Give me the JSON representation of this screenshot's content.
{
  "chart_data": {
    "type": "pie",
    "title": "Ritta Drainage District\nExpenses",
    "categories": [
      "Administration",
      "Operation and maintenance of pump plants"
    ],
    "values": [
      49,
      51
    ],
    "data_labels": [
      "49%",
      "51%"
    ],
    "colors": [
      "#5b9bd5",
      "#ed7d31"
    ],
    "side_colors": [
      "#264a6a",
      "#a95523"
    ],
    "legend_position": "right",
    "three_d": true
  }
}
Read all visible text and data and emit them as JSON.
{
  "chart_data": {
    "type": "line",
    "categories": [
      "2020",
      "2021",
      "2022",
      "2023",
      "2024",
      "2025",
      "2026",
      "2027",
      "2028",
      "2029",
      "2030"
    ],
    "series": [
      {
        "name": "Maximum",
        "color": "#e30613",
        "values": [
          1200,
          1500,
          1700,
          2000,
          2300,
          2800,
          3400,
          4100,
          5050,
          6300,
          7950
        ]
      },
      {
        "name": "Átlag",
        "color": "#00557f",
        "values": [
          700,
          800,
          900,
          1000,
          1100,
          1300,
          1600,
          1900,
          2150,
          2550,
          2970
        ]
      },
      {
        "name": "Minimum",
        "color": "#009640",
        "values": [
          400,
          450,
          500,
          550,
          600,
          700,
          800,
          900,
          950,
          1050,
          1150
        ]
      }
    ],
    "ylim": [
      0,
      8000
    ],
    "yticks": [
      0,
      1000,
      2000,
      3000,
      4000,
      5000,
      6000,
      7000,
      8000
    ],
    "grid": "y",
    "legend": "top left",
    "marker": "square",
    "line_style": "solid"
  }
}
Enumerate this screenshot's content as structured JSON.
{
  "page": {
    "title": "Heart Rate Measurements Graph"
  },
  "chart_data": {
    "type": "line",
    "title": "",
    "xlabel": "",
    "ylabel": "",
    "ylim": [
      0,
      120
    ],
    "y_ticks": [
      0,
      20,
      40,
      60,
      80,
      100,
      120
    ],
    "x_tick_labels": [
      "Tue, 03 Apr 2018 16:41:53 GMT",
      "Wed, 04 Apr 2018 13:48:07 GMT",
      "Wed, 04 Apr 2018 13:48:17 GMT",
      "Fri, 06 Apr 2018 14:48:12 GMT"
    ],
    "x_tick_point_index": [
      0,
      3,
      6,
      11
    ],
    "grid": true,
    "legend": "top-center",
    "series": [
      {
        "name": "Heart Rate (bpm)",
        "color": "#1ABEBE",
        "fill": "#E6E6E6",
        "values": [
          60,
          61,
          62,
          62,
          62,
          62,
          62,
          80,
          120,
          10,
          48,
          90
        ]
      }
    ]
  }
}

**DIRECTIVE**
Determine how many lines of the data contain "JSON" and give nothing but that number.

**FULL SOLUTION**
3